§ Working data:
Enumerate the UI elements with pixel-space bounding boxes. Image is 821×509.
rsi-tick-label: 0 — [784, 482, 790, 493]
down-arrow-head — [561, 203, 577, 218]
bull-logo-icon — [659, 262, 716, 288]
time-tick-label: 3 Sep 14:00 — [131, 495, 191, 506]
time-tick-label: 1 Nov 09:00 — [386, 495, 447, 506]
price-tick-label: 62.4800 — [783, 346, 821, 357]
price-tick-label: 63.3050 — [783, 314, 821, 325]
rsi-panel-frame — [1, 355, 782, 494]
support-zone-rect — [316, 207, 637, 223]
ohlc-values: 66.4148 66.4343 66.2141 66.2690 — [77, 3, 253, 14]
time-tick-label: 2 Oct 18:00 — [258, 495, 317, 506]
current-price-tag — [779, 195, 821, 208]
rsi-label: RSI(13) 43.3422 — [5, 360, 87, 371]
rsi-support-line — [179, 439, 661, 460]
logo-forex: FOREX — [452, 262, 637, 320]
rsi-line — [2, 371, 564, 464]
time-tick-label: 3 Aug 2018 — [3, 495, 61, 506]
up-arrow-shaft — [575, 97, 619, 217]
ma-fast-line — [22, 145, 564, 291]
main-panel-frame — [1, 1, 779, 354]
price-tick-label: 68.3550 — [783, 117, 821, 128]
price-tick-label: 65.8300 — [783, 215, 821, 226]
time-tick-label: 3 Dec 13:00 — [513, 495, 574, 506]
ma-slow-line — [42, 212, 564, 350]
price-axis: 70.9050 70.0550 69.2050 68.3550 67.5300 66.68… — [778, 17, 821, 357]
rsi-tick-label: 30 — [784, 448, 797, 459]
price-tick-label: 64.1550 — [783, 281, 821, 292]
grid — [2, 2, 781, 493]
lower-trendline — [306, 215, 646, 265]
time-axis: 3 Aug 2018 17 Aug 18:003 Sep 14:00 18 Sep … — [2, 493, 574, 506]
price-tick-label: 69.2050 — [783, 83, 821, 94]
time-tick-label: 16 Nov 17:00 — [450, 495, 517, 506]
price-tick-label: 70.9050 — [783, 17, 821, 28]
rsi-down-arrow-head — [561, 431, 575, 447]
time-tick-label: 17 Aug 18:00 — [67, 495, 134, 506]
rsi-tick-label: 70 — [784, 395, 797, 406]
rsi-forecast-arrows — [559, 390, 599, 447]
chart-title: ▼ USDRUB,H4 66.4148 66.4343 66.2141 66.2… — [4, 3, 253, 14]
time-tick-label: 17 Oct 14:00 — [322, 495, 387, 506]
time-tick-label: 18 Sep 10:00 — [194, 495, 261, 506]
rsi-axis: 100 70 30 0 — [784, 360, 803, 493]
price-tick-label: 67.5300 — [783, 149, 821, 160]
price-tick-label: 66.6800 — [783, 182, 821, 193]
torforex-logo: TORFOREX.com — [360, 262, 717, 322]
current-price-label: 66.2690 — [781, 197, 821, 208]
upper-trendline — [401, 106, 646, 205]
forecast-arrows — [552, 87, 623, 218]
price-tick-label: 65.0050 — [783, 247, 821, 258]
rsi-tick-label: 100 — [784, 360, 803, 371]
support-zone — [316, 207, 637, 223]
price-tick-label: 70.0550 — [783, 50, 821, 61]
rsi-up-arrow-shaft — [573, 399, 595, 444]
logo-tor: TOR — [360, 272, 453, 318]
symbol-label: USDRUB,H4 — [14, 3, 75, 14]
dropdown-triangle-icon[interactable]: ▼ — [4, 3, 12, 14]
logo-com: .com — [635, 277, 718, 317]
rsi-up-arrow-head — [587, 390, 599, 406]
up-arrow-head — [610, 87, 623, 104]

§ Required work: Please rewrite the listing above as a numbered list, leaving out any blank lines.

§ Reply to the task:
1. Enumerate the UI elements with pixel-space bounding boxes. Image is 821×509.
2. rsi-tick-label: 0 — [784, 482, 790, 493]
3. down-arrow-head — [561, 203, 577, 218]
4. bull-logo-icon — [659, 262, 716, 288]
5. time-tick-label: 3 Sep 14:00 — [131, 495, 191, 506]
6. time-tick-label: 1 Nov 09:00 — [386, 495, 447, 506]
7. price-tick-label: 62.4800 — [783, 346, 821, 357]
8. price-tick-label: 63.3050 — [783, 314, 821, 325]
9. rsi-panel-frame — [1, 355, 782, 494]
10. support-zone-rect — [316, 207, 637, 223]
11. ohlc-values: 66.4148 66.4343 66.2141 66.2690 — [77, 3, 253, 14]
12. time-tick-label: 2 Oct 18:00 — [258, 495, 317, 506]
13. current-price-tag — [779, 195, 821, 208]
14. rsi-label: RSI(13) 43.3422 — [5, 360, 87, 371]
15. rsi-support-line — [179, 439, 661, 460]
16. logo-forex: FOREX — [452, 262, 637, 320]
17. rsi-line — [2, 371, 564, 464]
18. time-tick-label: 3 Aug 2018 — [3, 495, 61, 506]
19. up-arrow-shaft — [575, 97, 619, 217]
20. ma-fast-line — [22, 145, 564, 291]
21. main-panel-frame — [1, 1, 779, 354]
22. price-tick-label: 68.3550 — [783, 117, 821, 128]
23. price-tick-label: 65.8300 — [783, 215, 821, 226]
24. time-tick-label: 3 Dec 13:00 — [513, 495, 574, 506]
25. ma-slow-line — [42, 212, 564, 350]
26. price-axis: 70.9050 70.0550 69.2050 68.3550 67.5300 66.68… — [778, 17, 821, 357]
27. rsi-tick-label: 30 — [784, 448, 797, 459]
28. price-tick-label: 64.1550 — [783, 281, 821, 292]
29. grid — [2, 2, 781, 493]
30. lower-trendline — [306, 215, 646, 265]
31. time-axis: 3 Aug 2018 17 Aug 18:003 Sep 14:00 18 Sep … — [2, 493, 574, 506]
32. price-tick-label: 69.2050 — [783, 83, 821, 94]
33. time-tick-label: 16 Nov 17:00 — [450, 495, 517, 506]
34. price-tick-label: 70.9050 — [783, 17, 821, 28]
35. rsi-down-arrow-head — [561, 431, 575, 447]
36. time-tick-label: 17 Aug 18:00 — [67, 495, 134, 506]
37. rsi-tick-label: 70 — [784, 395, 797, 406]
38. rsi-forecast-arrows — [559, 390, 599, 447]
39. chart-title: ▼ USDRUB,H4 66.4148 66.4343 66.2141 66.2… — [4, 3, 253, 14]
40. time-tick-label: 17 Oct 14:00 — [322, 495, 387, 506]
41. time-tick-label: 18 Sep 10:00 — [194, 495, 261, 506]
42. rsi-axis: 100 70 30 0 — [784, 360, 803, 493]
43. price-tick-label: 67.5300 — [783, 149, 821, 160]
44. price-tick-label: 66.6800 — [783, 182, 821, 193]
45. torforex-logo: TORFOREX.com — [360, 262, 717, 322]
46. current-price-label: 66.2690 — [781, 197, 821, 208]
47. upper-trendline — [401, 106, 646, 205]
48. forecast-arrows — [552, 87, 623, 218]
49. price-tick-label: 65.0050 — [783, 247, 821, 258]
50. rsi-tick-label: 100 — [784, 360, 803, 371]
51. support-zone — [316, 207, 637, 223]
52. price-tick-label: 70.0550 — [783, 50, 821, 61]
53. rsi-up-arrow-shaft — [573, 399, 595, 444]
54. logo-tor: TOR — [360, 272, 453, 318]
55. symbol-label: USDRUB,H4 — [14, 3, 75, 14]
56. dropdown-triangle-icon[interactable]: ▼ — [4, 3, 12, 14]
57. logo-com: .com — [635, 277, 718, 317]
58. rsi-up-arrow-head — [587, 390, 599, 406]
59. up-arrow-head — [610, 87, 623, 104]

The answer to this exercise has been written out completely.